▶ Exercise prompt:
Within the records that follow, find every line containing the string "Case". Copy those lines.

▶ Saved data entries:
--- --- ---

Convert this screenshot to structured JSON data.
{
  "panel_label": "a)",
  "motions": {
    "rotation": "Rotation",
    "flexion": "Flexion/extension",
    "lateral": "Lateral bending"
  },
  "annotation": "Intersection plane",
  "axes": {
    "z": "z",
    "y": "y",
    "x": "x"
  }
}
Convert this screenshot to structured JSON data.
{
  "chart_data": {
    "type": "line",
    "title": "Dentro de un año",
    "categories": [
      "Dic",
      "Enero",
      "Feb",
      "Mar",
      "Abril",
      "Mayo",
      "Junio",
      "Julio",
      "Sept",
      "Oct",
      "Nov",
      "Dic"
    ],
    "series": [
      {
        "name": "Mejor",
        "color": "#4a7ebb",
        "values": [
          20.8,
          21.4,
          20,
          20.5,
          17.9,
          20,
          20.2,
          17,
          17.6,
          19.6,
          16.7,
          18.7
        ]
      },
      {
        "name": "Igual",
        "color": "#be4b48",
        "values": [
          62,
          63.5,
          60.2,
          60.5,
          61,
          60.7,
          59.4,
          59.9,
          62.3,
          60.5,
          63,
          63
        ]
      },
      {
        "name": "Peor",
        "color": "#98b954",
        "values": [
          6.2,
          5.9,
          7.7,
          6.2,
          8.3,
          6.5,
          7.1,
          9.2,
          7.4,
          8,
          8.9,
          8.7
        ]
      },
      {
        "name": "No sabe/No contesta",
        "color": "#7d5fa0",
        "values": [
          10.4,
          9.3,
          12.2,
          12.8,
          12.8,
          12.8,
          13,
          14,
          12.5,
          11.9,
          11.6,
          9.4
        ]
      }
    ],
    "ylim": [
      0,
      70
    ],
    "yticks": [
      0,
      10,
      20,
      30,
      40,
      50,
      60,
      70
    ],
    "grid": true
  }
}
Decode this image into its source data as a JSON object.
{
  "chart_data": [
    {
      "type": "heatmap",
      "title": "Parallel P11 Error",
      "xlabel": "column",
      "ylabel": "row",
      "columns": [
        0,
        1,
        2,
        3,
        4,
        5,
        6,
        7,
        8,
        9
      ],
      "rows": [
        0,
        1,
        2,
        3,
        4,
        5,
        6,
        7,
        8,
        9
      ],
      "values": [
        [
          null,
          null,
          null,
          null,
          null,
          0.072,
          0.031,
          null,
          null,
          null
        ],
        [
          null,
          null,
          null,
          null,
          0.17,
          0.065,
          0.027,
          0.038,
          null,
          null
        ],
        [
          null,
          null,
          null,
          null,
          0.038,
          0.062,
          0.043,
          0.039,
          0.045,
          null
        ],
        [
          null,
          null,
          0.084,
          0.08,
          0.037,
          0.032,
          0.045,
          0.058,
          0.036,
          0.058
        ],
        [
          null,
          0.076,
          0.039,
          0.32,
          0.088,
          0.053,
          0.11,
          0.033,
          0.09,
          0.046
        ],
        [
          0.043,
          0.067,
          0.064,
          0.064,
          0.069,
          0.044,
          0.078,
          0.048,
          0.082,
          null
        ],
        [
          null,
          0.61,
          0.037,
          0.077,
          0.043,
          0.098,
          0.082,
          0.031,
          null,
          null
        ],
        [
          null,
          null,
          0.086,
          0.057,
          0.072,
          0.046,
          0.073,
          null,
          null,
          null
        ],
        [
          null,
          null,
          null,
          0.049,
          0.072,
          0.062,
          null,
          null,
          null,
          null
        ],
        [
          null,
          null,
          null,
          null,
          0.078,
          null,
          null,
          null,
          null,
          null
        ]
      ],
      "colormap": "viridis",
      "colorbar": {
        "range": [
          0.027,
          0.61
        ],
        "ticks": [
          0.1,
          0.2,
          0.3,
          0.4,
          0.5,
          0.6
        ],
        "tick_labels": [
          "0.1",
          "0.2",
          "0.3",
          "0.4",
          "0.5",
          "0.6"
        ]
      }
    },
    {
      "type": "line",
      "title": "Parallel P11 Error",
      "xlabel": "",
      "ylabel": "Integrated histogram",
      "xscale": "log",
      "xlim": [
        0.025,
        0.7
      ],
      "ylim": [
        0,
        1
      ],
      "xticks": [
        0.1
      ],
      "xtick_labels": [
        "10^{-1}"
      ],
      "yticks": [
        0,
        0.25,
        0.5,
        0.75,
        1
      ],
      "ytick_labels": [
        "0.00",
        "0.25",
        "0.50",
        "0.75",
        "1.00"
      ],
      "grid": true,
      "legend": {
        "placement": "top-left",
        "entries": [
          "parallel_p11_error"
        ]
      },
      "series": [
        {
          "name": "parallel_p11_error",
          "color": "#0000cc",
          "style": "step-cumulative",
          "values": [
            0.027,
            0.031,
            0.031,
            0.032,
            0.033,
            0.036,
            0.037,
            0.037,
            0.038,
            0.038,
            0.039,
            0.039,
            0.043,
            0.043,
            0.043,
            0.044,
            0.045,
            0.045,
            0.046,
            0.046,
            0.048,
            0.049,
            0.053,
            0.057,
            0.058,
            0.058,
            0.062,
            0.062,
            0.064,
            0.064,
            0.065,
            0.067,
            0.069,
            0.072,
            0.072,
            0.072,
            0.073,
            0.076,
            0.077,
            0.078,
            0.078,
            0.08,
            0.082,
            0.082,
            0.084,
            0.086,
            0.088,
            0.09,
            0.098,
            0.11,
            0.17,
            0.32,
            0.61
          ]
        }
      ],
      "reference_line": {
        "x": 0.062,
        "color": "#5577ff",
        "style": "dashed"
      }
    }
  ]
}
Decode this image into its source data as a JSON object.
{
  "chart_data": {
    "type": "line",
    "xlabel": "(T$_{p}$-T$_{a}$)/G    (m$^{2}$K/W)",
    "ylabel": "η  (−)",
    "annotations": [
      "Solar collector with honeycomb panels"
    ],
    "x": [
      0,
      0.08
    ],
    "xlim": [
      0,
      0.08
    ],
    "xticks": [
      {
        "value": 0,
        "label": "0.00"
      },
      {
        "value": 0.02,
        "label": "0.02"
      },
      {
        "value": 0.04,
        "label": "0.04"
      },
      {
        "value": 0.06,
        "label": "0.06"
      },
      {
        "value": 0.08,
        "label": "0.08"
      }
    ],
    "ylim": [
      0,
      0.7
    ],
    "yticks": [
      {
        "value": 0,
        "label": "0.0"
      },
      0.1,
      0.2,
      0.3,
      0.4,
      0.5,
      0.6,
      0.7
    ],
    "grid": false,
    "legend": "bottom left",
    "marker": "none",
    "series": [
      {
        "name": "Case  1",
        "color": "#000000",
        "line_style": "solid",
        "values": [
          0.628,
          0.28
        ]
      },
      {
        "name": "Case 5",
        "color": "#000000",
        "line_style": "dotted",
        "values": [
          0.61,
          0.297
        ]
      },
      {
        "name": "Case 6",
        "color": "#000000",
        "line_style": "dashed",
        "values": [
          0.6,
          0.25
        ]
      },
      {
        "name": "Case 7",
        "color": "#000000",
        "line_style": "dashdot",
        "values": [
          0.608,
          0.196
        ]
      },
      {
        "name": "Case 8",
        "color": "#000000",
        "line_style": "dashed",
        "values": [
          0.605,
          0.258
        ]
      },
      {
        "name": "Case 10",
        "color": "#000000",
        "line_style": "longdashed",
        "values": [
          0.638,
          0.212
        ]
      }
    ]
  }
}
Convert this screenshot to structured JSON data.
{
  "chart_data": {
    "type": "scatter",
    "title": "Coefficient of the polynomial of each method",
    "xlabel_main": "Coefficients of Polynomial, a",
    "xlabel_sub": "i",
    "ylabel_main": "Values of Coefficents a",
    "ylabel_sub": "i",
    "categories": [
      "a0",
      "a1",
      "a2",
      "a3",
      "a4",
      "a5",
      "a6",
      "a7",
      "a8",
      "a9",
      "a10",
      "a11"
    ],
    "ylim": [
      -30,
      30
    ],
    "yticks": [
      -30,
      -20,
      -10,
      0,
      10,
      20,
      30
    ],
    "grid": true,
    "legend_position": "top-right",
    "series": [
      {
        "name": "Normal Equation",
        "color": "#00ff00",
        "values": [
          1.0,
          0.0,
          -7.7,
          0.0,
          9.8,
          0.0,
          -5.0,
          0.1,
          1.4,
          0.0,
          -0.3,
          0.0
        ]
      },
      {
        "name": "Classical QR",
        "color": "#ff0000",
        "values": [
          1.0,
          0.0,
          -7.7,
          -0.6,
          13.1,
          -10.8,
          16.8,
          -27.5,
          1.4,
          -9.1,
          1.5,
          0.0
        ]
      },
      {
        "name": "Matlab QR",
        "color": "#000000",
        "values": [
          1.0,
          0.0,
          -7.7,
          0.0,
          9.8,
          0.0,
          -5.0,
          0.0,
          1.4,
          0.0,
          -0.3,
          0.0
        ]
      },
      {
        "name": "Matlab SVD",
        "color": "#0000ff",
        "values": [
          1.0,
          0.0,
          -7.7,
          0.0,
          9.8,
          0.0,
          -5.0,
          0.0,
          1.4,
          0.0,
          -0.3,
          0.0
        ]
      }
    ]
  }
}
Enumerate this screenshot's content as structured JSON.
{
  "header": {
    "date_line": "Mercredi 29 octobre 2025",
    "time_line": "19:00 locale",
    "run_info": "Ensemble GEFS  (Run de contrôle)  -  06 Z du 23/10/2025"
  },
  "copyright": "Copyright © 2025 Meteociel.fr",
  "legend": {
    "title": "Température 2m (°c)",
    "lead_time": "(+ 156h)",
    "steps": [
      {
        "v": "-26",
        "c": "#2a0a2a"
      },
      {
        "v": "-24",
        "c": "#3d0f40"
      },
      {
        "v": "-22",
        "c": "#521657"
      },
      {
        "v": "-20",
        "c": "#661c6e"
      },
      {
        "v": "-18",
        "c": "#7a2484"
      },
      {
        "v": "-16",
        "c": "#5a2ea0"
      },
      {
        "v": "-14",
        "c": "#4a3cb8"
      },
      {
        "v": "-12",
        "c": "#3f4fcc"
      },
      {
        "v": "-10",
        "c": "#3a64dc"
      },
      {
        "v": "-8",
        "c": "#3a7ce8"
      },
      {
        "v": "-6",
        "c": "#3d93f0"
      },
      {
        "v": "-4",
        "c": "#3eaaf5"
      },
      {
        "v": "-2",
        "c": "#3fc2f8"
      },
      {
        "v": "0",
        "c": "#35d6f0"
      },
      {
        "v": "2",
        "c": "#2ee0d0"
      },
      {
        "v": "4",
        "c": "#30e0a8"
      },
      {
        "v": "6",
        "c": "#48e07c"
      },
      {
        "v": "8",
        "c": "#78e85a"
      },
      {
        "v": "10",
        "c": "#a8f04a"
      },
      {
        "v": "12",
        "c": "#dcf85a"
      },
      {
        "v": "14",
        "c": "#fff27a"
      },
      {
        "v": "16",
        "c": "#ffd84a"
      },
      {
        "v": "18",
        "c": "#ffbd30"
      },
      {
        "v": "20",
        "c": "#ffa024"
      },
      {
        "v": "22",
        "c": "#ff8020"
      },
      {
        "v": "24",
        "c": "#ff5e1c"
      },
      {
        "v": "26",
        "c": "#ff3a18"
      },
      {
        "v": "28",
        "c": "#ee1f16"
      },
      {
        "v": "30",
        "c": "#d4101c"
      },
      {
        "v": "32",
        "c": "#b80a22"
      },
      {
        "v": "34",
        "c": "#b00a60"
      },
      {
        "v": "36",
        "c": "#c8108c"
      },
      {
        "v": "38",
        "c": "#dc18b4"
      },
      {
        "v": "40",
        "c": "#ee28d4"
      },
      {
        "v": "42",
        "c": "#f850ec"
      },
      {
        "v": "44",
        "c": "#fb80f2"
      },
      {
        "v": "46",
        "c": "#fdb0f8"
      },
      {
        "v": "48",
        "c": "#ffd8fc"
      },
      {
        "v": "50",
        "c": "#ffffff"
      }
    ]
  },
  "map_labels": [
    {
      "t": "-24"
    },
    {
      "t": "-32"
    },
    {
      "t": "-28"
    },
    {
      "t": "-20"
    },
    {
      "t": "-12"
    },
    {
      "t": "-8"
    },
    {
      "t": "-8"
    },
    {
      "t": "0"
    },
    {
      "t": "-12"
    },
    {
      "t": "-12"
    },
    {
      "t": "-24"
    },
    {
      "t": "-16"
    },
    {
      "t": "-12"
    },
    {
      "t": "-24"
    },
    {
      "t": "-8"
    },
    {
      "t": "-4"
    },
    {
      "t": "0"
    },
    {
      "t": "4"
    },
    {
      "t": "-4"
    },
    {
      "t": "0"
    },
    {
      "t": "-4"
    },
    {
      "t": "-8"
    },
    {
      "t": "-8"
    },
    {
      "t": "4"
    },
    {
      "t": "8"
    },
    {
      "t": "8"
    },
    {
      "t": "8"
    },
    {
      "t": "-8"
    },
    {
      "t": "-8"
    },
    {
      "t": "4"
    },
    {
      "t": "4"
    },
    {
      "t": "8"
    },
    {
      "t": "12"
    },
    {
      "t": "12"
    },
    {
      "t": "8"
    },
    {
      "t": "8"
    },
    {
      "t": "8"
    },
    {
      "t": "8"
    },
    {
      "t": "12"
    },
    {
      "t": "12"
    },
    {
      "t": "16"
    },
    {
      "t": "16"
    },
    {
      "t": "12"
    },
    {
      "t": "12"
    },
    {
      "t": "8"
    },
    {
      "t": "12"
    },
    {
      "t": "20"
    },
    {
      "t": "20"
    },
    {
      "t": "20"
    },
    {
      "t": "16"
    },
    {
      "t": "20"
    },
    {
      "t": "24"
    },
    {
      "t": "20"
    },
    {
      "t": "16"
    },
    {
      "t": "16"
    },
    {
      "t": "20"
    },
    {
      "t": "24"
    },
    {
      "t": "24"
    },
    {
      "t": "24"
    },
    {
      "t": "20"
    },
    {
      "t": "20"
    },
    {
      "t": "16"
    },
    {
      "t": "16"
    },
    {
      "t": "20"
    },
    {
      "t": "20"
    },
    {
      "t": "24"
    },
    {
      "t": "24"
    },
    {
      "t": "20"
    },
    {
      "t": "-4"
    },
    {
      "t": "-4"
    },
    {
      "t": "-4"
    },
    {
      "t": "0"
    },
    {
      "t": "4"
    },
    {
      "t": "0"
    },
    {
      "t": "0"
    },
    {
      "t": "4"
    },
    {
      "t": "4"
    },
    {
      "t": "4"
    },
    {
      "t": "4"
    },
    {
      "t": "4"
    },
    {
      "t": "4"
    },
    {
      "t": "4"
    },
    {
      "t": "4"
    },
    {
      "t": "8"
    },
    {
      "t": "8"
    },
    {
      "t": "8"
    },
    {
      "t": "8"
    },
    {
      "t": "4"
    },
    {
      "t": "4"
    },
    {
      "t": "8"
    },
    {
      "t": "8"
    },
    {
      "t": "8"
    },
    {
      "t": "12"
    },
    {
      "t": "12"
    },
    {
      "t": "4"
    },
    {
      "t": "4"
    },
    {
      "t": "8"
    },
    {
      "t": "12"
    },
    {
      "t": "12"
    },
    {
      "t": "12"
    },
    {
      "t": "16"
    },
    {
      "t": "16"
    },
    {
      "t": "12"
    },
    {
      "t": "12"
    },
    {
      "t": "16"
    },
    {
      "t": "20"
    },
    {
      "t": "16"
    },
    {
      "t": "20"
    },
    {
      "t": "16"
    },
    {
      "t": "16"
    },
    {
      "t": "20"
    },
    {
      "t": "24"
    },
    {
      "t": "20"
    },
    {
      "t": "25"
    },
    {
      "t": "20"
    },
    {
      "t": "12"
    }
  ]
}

--- --- ---

▶ Solution for this task:
        "name": "Case  1",
        "name": "Case 5",
        "name": "Case 6",
        "name": "Case 7",
        "name": "Case 8",
        "name": "Case 10",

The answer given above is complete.